Copy out all of the records below with "Patent image size" relabeled as "Drawing size" wherever it occurs, changing nothing else. Leave the pictures out.

>>>

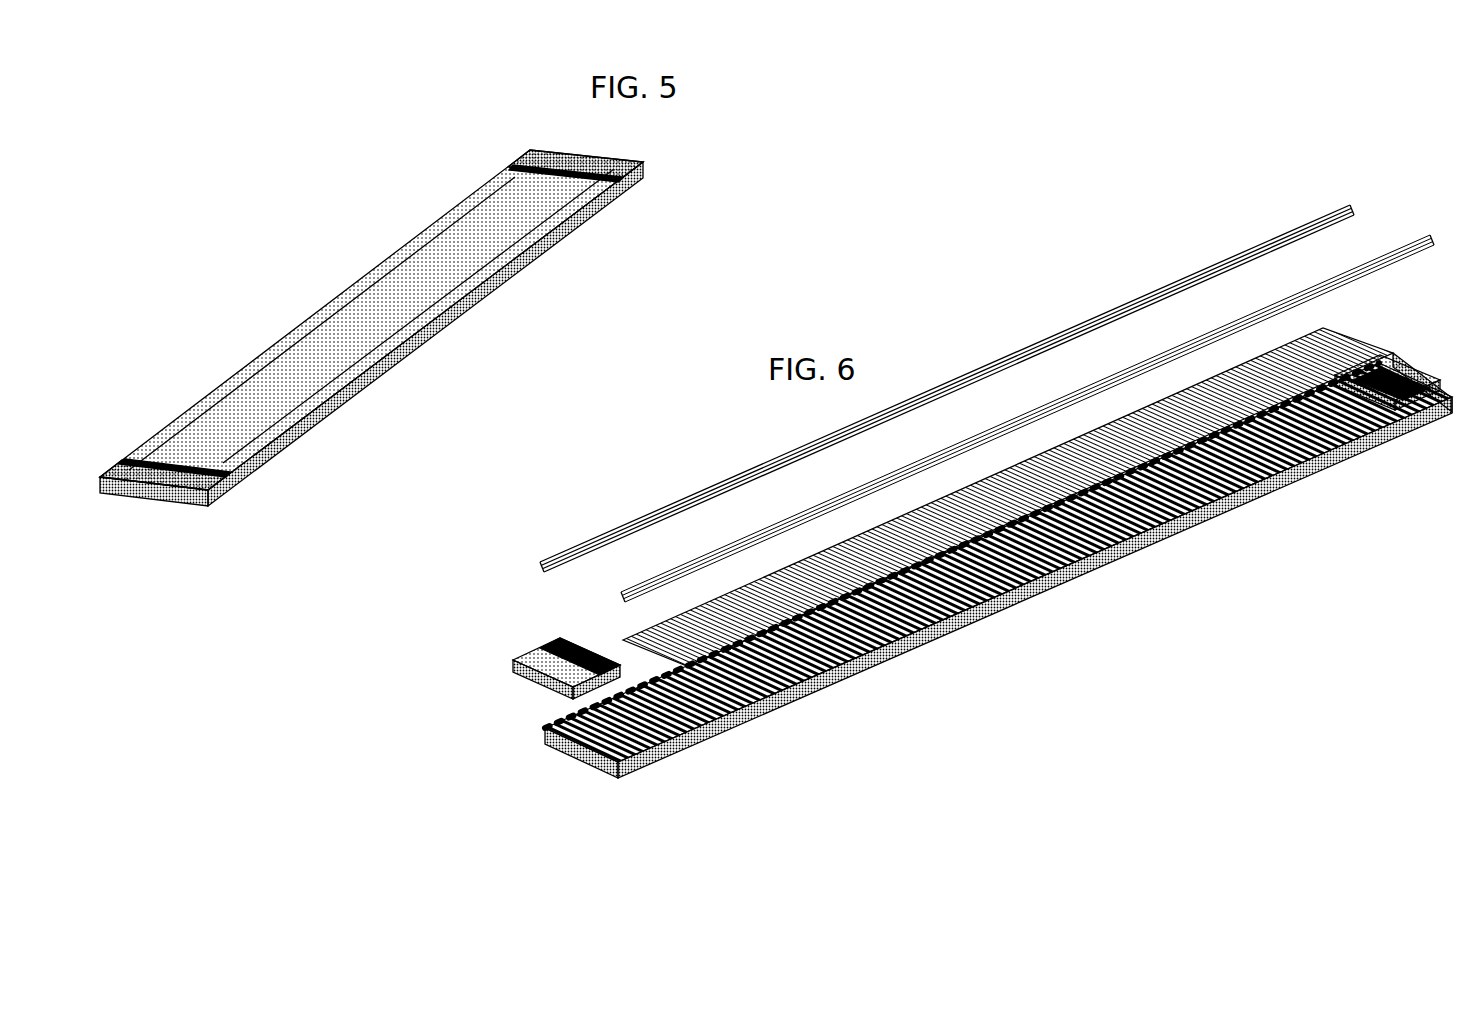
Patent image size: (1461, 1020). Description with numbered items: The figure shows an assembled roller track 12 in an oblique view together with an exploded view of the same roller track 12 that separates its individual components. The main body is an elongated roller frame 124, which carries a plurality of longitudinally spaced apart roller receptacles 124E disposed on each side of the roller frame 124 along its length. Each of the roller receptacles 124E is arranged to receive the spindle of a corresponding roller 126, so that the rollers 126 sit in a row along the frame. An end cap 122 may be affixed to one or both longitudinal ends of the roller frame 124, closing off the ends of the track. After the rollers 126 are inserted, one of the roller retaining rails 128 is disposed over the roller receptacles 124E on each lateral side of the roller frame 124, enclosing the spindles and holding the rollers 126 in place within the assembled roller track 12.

In FIG. 5, the roller track 12 is at (412, 112).
In FIG. 5, the end cap 122 is at (643, 160).
In FIG. 6, the end cap 122 is at (1395, 368).
In FIG. 6, the roller frame 124 is at (546, 742).
In FIG. 6, the roller receptacles 124E is at (595, 722).
In FIG. 6, the roller 126 is at (623, 639).
In FIG. 6, the roller retaining rail 128 is at (1001, 425).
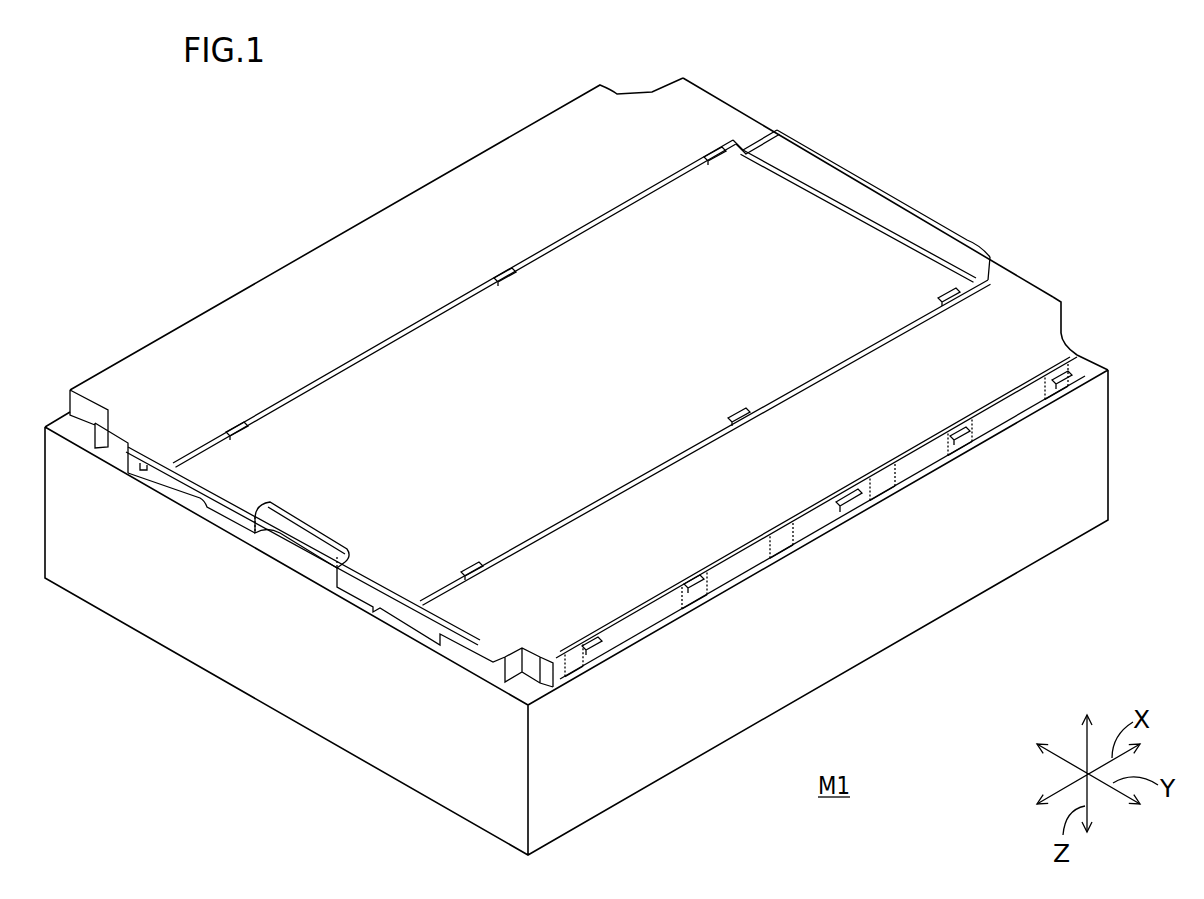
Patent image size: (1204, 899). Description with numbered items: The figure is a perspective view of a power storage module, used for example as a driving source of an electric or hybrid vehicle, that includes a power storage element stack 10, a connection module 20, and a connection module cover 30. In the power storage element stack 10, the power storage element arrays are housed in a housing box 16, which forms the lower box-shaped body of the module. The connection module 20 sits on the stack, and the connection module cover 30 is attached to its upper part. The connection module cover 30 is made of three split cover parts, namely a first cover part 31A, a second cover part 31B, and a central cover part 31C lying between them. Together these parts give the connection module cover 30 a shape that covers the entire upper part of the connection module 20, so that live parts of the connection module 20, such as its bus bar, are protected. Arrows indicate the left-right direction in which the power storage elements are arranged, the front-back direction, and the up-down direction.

The power storage element stack 10 is at (308, 740).
The housing box 16 is at (1082, 478).
The connection module 20 is at (227, 515).
The connection module cover 30 is at (808, 60).
The first cover part 31A is at (723, 117).
The second cover part 31B is at (1017, 303).
The central cover part 31C is at (832, 222).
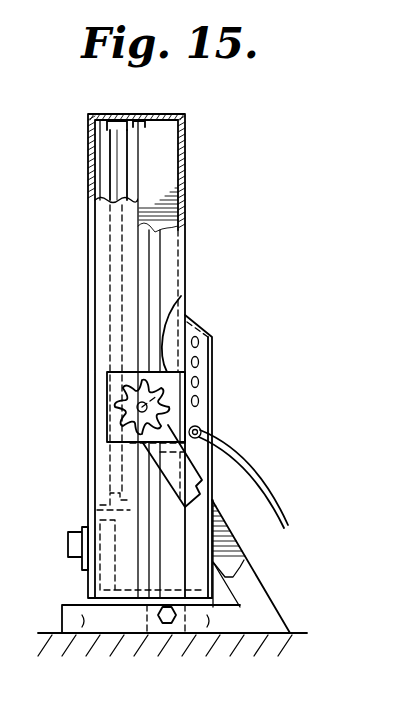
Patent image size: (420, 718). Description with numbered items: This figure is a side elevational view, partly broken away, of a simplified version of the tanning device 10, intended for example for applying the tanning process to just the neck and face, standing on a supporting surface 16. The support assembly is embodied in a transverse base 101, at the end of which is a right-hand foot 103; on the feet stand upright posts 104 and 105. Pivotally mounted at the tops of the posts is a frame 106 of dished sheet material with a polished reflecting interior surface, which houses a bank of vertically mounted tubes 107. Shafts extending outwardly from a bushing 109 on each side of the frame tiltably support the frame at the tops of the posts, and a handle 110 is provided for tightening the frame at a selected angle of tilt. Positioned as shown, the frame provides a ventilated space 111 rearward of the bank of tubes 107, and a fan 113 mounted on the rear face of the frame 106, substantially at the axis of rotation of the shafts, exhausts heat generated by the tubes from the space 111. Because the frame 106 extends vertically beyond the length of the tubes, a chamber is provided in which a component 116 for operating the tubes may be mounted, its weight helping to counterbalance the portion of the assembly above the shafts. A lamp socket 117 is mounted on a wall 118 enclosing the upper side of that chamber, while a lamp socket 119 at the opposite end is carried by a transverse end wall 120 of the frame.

<<<

* **COMPLETED TASK**
Drawing size: (1461, 1020). Description with numbered items: The figure shows an assembled roller track 12 in an oblique view together with an exploded view of the same roller track 12 that separates its individual components. The main body is an elongated roller frame 124, which carries a plurality of longitudinally spaced apart roller receptacles 124E disposed on each side of the roller frame 124 along its length. Each of the roller receptacles 124E is arranged to receive the spindle of a corresponding roller 126, so that the rollers 126 sit in a row along the frame. An end cap 122 may be affixed to one or both longitudinal ends of the roller frame 124, closing off the ends of the track. After the rollers 126 are inserted, one of the roller retaining rails 128 is disposed over the roller receptacles 124E on each lateral side of the roller frame 124, enclosing the spindles and holding the rollers 126 in place within the assembled roller track 12.

In FIG. 5, the roller track 12 is at (412, 112).
In FIG. 5, the end cap 122 is at (643, 160).
In FIG. 6, the end cap 122 is at (1395, 368).
In FIG. 6, the roller frame 124 is at (546, 742).
In FIG. 6, the roller receptacles 124E is at (595, 722).
In FIG. 6, the roller 126 is at (623, 639).
In FIG. 6, the roller retaining rail 128 is at (1001, 425).
Drawing size: (1204, 899). Description with numbered items: The figure is a perspective view of a power storage module, used for example as a driving source of an electric or hybrid vehicle, that includes a power storage element stack 10, a connection module 20, and a connection module cover 30. In the power storage element stack 10, the power storage element arrays are housed in a housing box 16, which forms the lower box-shaped body of the module. The connection module 20 sits on the stack, and the connection module cover 30 is attached to its upper part. The connection module cover 30 is made of three split cover parts, namely a first cover part 31A, a second cover part 31B, and a central cover part 31C lying between them. Together these parts give the connection module cover 30 a shape that covers the entire upper part of the connection module 20, so that live parts of the connection module 20, such as its bus bar, are protected. Arrows indicate the left-right direction in which the power storage elements are arranged, the front-back direction, and the up-down direction.

The power storage element stack 10 is at (308, 740).
The housing box 16 is at (1082, 478).
The connection module 20 is at (227, 515).
The connection module cover 30 is at (808, 60).
The first cover part 31A is at (723, 117).
The second cover part 31B is at (1017, 303).
The central cover part 31C is at (832, 222).
Drawing size: (420, 718). Description with numbered items: This figure is a side elevational view, partly broken away, of a simplified version of the tanning device 10, intended for example for applying the tanning process to just the neck and face, standing on a supporting surface 16. The support assembly is embodied in a transverse base 101, at the end of which is a right-hand foot 103; on the feet stand upright posts 104 and 105. Pivotally mounted at the tops of the posts is a frame 106 of dished sheet material with a polished reflecting interior surface, which houses a bank of vertically mounted tubes 107. Shafts extending outwardly from a bushing 109 on each side of the frame tiltably support the frame at the tops of the posts, and a handle 110 is provided for tightening the frame at a selected angle of tilt. Positioned as shown, the frame provides a ventilated space 111 rearward of the bank of tubes 107, and a fan 113 mounted on the rear face of the frame 106, substantially at the axis of rotation of the shafts, exhausts heat generated by the tubes from the space 111. Because the frame 106 extends vertically beyond the length of the tubes, a chamber is provided in which a component 116 for operating the tubes may be mounted, its weight helping to counterbalance the portion of the assembly above the shafts. A lamp socket 117 is mounted on a wall 118 enclosing the upper side of that chamber, while a lamp socket 119 at the opposite end is carried by a transverse end wall 120 of the frame.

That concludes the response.